## Task to carry out
Which lines below hold the word "http"? Copy all of them.

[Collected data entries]
>> Start

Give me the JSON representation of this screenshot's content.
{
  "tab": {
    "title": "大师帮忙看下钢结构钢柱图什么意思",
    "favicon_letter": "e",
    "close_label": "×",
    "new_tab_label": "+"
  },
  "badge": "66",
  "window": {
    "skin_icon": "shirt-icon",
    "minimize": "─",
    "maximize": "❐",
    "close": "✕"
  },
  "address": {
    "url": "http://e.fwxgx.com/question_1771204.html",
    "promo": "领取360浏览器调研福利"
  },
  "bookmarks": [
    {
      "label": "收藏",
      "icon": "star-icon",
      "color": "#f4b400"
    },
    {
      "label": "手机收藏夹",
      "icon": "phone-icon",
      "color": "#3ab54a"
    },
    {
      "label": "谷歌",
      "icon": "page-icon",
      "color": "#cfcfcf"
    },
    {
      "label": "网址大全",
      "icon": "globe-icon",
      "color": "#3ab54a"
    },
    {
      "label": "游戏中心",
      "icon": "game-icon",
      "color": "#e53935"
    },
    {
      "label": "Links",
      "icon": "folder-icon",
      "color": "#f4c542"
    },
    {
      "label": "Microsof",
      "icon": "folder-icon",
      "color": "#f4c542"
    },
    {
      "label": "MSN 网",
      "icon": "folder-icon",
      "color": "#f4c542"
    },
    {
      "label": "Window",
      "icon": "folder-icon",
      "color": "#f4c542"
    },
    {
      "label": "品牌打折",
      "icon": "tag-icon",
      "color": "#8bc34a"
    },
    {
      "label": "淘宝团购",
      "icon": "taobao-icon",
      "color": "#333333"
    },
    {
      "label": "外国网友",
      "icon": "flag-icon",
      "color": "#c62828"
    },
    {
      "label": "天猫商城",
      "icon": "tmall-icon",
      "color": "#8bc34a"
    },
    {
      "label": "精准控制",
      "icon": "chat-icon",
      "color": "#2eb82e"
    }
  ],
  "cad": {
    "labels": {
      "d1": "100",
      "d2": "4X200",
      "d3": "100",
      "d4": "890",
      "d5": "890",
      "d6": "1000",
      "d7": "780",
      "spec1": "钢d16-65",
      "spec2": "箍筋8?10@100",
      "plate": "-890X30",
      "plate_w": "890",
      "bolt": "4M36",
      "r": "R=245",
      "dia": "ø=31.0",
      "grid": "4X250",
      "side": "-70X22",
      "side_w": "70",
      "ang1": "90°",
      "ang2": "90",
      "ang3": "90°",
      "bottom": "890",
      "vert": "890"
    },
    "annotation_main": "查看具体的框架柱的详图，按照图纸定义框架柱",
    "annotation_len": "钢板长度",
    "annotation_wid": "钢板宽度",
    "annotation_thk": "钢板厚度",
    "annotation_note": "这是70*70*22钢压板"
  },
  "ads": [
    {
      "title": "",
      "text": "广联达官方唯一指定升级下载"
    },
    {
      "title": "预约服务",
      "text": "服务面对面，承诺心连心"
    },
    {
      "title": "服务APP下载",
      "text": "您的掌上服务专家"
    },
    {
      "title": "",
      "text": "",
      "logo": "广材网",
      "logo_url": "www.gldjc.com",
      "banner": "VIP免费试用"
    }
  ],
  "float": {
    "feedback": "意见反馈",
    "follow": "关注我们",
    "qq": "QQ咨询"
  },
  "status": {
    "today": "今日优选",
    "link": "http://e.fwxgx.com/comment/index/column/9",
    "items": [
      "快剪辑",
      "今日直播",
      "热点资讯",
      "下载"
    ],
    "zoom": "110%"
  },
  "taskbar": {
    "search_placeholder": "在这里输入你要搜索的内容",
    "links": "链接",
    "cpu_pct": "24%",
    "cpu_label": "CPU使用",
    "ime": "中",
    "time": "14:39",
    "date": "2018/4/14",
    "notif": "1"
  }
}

>> End

## Completed task
    "url": "http://e.fwxgx.com/question_1771204.html",
    "link": "http://e.fwxgx.com/comment/index/column/9",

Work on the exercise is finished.